What lines of the data hold the string "grid"? Pull each one out.

-- START MATERIAL FOR THIS EXERCISE --

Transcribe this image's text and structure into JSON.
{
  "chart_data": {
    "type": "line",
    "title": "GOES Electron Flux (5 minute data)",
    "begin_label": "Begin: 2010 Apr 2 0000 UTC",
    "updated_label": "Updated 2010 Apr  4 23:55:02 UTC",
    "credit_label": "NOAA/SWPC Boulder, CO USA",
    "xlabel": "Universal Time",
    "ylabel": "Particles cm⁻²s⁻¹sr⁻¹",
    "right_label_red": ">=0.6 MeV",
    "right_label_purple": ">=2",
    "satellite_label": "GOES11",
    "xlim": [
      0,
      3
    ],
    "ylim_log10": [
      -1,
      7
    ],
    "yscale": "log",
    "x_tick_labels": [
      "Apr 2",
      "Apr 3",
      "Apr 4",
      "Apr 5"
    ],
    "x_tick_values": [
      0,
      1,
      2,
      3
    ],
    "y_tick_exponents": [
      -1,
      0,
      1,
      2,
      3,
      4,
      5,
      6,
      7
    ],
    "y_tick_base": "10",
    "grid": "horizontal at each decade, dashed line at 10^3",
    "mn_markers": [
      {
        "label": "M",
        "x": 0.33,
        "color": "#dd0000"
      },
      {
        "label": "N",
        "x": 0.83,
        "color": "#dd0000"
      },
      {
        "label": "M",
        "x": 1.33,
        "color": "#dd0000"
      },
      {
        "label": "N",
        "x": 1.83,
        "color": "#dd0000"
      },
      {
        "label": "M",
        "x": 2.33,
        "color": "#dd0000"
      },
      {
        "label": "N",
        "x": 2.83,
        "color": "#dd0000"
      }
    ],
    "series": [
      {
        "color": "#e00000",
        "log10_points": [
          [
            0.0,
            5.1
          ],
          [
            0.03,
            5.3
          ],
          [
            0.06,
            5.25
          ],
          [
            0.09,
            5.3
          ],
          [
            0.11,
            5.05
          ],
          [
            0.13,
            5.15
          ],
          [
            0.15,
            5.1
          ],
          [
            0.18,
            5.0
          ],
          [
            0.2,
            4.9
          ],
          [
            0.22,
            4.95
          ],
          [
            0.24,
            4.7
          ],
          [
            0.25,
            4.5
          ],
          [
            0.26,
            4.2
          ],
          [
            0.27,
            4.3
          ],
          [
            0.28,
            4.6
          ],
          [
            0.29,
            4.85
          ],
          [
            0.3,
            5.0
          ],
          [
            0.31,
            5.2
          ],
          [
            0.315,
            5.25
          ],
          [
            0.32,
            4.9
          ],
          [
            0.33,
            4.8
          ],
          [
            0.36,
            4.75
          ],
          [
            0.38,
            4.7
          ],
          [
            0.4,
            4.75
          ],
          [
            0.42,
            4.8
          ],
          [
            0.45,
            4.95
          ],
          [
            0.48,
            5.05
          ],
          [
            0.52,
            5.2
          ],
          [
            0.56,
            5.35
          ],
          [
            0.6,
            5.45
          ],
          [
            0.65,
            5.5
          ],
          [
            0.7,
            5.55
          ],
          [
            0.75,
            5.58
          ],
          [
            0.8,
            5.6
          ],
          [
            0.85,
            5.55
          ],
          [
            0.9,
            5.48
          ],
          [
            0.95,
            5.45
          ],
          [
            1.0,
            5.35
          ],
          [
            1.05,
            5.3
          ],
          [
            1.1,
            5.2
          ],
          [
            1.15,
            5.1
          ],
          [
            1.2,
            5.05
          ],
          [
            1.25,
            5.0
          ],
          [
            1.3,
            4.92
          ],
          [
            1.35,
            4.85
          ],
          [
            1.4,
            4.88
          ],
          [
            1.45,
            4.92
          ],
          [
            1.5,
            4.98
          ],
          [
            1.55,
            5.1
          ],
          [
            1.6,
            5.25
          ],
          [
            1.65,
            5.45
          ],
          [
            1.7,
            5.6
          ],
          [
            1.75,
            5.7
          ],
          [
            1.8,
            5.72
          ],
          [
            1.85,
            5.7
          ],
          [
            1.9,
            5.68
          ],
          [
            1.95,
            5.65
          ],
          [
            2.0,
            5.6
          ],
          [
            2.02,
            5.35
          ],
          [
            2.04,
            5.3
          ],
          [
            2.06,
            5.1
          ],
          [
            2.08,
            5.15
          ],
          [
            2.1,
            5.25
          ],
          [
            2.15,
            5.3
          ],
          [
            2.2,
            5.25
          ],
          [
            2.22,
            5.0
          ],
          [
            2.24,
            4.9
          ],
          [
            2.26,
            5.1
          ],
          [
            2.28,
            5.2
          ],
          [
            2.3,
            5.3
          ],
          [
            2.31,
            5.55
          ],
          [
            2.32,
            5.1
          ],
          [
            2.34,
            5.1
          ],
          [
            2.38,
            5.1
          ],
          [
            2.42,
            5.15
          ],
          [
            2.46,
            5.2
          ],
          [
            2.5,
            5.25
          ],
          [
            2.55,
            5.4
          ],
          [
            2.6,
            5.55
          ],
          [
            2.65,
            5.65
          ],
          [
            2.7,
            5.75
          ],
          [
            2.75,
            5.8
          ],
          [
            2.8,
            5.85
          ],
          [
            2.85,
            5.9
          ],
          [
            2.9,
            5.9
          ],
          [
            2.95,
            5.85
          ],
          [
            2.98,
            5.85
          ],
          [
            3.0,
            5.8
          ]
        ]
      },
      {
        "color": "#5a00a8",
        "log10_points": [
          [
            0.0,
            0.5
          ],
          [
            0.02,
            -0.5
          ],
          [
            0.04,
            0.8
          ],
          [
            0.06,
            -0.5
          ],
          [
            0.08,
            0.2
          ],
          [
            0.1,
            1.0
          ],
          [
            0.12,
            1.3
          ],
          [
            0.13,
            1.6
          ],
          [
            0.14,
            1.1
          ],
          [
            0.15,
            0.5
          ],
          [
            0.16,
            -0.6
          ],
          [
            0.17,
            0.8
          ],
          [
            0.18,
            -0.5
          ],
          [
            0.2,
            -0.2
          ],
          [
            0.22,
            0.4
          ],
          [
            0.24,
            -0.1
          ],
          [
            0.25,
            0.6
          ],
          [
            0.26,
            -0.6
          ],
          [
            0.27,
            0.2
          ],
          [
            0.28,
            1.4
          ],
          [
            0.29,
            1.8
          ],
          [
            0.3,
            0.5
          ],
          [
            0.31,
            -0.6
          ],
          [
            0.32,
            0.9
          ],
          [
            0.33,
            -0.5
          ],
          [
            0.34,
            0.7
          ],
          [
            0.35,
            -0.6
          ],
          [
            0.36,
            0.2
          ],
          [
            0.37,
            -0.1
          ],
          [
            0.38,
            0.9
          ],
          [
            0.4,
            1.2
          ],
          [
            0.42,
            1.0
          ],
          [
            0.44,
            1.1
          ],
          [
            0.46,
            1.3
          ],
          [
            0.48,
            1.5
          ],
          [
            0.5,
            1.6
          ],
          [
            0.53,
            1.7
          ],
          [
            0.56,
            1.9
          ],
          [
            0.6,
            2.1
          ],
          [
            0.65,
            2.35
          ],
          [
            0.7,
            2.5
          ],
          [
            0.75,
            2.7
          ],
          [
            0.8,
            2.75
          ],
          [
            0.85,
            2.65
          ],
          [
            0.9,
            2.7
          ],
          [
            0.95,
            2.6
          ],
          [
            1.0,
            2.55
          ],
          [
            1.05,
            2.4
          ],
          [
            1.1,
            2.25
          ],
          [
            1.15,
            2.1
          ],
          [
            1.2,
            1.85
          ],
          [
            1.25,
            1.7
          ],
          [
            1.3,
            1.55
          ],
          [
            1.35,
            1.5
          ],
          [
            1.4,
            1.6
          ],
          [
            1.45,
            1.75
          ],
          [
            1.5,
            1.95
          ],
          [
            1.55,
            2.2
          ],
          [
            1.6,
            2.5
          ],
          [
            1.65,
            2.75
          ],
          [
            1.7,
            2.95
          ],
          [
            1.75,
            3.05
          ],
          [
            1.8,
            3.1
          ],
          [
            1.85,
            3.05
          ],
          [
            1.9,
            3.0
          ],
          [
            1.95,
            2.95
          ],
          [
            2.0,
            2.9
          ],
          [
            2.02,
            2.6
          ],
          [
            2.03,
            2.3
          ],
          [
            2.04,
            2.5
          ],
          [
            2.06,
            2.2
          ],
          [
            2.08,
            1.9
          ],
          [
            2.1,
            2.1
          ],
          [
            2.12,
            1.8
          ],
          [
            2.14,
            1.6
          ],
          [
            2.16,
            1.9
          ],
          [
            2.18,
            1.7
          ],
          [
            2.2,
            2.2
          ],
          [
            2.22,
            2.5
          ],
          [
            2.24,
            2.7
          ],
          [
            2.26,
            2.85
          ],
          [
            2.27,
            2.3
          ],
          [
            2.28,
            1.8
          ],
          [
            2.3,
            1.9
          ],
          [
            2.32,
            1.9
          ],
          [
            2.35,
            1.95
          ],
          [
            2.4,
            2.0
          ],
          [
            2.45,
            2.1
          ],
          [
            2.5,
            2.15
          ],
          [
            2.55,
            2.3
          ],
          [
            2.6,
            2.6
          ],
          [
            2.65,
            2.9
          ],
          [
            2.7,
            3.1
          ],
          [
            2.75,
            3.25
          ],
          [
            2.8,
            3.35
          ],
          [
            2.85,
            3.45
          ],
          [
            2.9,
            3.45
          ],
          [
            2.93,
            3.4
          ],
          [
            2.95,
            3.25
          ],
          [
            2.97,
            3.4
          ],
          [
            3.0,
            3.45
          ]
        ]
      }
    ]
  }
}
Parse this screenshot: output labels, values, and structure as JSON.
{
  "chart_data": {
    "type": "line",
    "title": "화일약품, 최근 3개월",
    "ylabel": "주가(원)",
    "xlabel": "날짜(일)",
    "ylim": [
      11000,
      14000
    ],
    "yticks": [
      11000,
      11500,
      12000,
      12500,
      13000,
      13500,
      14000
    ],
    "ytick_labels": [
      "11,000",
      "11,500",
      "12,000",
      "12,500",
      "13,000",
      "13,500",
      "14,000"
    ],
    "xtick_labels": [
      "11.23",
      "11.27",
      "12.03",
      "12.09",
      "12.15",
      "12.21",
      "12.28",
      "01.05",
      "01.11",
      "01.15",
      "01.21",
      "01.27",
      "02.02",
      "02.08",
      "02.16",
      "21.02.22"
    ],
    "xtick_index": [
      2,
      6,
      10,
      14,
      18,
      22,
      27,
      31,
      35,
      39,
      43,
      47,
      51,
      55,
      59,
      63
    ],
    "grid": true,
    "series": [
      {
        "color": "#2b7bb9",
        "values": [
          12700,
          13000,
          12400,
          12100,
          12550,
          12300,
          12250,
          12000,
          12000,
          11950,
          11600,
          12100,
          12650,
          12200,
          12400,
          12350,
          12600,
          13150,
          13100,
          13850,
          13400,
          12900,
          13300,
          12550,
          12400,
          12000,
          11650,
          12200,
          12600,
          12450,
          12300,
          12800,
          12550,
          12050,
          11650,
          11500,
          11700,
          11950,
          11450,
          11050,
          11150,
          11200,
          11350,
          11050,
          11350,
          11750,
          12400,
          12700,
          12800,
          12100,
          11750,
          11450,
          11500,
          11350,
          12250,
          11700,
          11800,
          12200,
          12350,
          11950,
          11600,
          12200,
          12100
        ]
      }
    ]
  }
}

-- END MATERIAL FOR THIS EXERCISE --

FINISHED EXERCISE:
    "grid": "horizontal at each decade, dashed line at 10^3",
    "grid": true,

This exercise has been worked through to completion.